Erklären Sie anhand der Filmbesprechung weiter unten in ein bis drei Sätzen, weshalb Qiao schließlich aus Datong in die Großstadt reist.

* [TEXTAUSZUG]:
====================

Mit „Caught by the Tides“ folgt der Regisseur Jia Zhang-ke einem Paar, dessen Schicksal für die Transformation der chinesischen Gesellschaft steht.

Qiao (Zhao Tao) lässt den Blick schweifen über die Straßen von Datong im Nordosten Chinas Foto: Rapid Eye Movies

In sich gekehrt lächelnd und mit erhobenen Händen eine Strickjacke zuhaltend geht Qiao (Zhao Tao) eine Straße in einem Außenbezirk der Bergbaustadt Datong herunter. Einige der Häuser am Rand der Straße sind nur halbfertig, andere schon wieder am Verfallen. Eine Gruppe junger Männer beginnt, die Frau mit Motorrädern zu umkreisen. Anfangs stört das Qiaos Vergnügen nicht, doch mit wachsender Aufdringlichkeit der Männer werden ihre Gesichtszüge ernster, sie weicht entschlossener aus, bis sie schließlich einen Backstein von einer der Baustellen am Wegrand aufhebt und in Richtung der Nervbolzen wirft.

Dann geht Qiao zügig, aber erhaben weiter. Auch in „Caught by the Tides“ (auf Deutsch: Von den Gezeiten ergriffen) bringt der chinesische Regisseur Jia Zhang-ke wieder aus seinem früheren Schaffen vertraute Elemente zusammen: Die Bergbaustadt ist seit einem Vierteljahrhundert ein wiederkehrender Ort in Jias Filmen, und die Schauspielerin Zhao Tao, die Jias Filme beinahe ebenso lang prägt. „Caught by the Tides“ feierte letztes Jahr im Rahmen der Filmfestspiele von Cannes seine Premiere, nun kommt er auch in Deutschland in die Kinos.

In einem gemeinsamen Interview erklärte Jia 2010, was ihn an Zhao als Schauspielerin so fasziniert: „Sie hat eine besondere Fähigkeit: Sie kann sich sehr schnell an einem Ort einfügen.“ In „Caught by the Tides“ gleitet Zhao als Qiao wortlos durch die sich wandelnde Umgebung. Qiaos Partner Bin (Li Zhubin) beschließt bald, sein Glück im Immobilienboom der frühen 2000er Jahre im Südwesten Chinas zu versuchen. Er verlässt Datong und lässt Qiao zurück mit dem Versprechen, sie nachzuholen, wenn er sich etabliert hat. Als er sich nicht mehr meldet, reist Qiao ihm schließlich hinterher und beginnt, in der Großstadt nach ihm zu suchen.

====================

* [DATENSATZAUSZÜGE]:
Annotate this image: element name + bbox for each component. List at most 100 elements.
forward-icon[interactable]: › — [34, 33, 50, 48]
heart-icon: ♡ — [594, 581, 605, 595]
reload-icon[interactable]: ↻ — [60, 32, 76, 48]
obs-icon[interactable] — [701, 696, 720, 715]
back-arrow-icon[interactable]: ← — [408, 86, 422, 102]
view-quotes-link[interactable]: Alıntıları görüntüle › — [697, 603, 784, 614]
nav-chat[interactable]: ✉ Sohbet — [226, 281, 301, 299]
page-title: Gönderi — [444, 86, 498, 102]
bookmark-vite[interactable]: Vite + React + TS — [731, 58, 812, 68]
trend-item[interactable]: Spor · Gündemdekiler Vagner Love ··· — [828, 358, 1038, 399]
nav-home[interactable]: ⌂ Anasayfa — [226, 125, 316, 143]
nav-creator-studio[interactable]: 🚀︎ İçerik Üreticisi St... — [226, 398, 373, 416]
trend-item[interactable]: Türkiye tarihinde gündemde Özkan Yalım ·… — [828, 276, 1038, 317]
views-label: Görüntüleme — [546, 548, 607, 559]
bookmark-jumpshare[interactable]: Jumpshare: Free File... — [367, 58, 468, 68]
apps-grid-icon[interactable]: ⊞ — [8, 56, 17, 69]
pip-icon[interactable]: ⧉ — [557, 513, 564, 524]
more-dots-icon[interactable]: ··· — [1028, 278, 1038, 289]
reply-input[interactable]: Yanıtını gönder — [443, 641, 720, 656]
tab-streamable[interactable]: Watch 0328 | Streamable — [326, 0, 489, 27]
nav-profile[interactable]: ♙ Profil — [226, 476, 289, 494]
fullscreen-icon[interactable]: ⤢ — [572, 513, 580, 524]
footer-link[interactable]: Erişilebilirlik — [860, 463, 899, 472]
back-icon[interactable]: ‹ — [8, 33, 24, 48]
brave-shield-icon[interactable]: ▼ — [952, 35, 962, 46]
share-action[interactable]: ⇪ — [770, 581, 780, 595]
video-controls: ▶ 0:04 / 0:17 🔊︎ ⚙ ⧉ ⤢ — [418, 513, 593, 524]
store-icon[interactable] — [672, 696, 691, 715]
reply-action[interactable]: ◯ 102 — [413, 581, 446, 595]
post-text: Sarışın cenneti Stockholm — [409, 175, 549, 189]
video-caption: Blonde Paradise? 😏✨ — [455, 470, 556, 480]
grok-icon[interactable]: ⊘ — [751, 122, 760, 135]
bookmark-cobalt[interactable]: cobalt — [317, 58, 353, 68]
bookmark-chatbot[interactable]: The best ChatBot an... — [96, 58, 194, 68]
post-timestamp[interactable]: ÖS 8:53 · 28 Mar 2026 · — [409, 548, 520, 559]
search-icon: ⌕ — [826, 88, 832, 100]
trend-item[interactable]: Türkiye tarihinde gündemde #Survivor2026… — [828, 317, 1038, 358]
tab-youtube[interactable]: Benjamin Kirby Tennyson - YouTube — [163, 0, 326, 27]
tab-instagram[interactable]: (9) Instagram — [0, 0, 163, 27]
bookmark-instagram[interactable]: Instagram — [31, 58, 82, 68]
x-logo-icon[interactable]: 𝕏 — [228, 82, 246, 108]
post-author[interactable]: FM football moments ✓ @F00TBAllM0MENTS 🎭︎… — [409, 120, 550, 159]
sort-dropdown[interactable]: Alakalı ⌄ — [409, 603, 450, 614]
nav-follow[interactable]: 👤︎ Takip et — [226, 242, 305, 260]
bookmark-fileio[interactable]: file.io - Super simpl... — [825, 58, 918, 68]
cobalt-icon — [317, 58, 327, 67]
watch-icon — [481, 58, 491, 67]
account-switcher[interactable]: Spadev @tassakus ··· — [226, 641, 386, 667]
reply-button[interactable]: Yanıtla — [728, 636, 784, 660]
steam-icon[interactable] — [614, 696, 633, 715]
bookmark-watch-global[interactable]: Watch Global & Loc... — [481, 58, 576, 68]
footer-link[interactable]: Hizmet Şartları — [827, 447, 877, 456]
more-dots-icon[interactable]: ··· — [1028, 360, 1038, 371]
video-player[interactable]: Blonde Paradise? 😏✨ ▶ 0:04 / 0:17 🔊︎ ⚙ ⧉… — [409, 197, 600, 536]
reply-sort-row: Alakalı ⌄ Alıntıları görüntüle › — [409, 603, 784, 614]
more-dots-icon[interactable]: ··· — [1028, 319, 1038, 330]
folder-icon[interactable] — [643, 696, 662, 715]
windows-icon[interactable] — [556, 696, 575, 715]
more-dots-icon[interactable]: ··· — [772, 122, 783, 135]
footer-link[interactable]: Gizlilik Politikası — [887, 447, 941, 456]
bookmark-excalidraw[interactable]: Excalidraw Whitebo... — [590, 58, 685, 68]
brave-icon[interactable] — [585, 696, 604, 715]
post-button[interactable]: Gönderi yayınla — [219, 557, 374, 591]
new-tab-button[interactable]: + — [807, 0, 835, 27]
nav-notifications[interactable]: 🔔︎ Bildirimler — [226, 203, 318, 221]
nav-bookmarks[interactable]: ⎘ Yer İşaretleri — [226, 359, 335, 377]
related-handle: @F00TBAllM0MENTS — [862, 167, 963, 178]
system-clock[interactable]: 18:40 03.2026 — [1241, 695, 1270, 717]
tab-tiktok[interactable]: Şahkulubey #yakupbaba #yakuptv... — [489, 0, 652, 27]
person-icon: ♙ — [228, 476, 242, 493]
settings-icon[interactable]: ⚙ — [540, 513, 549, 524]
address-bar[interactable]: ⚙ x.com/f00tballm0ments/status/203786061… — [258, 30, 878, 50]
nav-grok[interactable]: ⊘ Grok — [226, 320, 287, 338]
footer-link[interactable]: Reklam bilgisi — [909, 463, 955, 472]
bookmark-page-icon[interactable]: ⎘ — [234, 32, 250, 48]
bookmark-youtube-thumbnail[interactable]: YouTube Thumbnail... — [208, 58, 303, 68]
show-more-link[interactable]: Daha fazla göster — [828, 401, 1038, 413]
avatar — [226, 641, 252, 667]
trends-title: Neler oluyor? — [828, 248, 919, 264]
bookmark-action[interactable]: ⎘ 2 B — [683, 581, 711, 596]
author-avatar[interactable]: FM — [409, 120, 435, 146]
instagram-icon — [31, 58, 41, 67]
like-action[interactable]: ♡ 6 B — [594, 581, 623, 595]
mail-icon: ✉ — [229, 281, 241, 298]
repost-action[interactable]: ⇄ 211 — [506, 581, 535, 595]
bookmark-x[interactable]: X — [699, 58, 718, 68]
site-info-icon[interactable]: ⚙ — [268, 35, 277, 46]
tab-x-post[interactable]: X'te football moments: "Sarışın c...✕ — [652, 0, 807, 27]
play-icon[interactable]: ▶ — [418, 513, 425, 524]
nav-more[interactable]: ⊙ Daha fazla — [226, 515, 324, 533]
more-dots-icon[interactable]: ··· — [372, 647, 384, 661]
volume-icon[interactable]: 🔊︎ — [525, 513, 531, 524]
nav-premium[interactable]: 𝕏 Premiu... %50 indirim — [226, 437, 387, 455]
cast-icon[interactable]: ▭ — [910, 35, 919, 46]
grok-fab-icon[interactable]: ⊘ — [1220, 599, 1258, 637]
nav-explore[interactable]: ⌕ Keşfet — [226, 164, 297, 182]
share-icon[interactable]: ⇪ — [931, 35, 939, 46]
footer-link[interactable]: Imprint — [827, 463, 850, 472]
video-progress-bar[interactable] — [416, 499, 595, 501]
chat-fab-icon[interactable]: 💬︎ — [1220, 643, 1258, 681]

====================

* [ANTWORT]: Bin ist in den Südwesten Chinas gegangen, um sein Glück im Immobilienboom der frühen 2000er Jahre zu versuchen, und hat Qiao versprochen, sie nachzuholen, sobald er sich etabliert hat. Weil er sich dann nicht mehr meldet, reist sie ihm hinterher und sucht in der Großstadt nach ihm.